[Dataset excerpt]
* start *

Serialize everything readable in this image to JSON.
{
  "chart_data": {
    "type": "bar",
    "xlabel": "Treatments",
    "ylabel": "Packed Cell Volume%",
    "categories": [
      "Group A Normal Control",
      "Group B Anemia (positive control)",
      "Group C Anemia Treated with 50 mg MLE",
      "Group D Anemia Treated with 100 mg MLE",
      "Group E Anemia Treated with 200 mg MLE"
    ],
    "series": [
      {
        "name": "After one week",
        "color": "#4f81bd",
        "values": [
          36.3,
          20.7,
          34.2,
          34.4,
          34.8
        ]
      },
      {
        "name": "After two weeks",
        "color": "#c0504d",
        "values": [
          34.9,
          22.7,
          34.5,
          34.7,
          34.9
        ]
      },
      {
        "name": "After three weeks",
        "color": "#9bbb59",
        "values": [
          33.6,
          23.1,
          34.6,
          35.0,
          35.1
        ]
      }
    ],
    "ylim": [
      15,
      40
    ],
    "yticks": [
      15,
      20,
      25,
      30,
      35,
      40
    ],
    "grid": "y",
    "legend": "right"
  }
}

* end *

- To be done: Please repeat the listing above in full and exactly.

- The response:
Serialize everything readable in this image to JSON.
{
  "chart_data": {
    "type": "bar",
    "xlabel": "Treatments",
    "ylabel": "Packed Cell Volume%",
    "categories": [
      "Group A Normal Control",
      "Group B Anemia (positive control)",
      "Group C Anemia Treated with 50 mg MLE",
      "Group D Anemia Treated with 100 mg MLE",
      "Group E Anemia Treated with 200 mg MLE"
    ],
    "series": [
      {
        "name": "After one week",
        "color": "#4f81bd",
        "values": [
          36.3,
          20.7,
          34.2,
          34.4,
          34.8
        ]
      },
      {
        "name": "After two weeks",
        "color": "#c0504d",
        "values": [
          34.9,
          22.7,
          34.5,
          34.7,
          34.9
        ]
      },
      {
        "name": "After three weeks",
        "color": "#9bbb59",
        "values": [
          33.6,
          23.1,
          34.6,
          35.0,
          35.1
        ]
      }
    ],
    "ylim": [
      15,
      40
    ],
    "yticks": [
      15,
      20,
      25,
      30,
      35,
      40
    ],
    "grid": "y",
    "legend": "right"
  }
}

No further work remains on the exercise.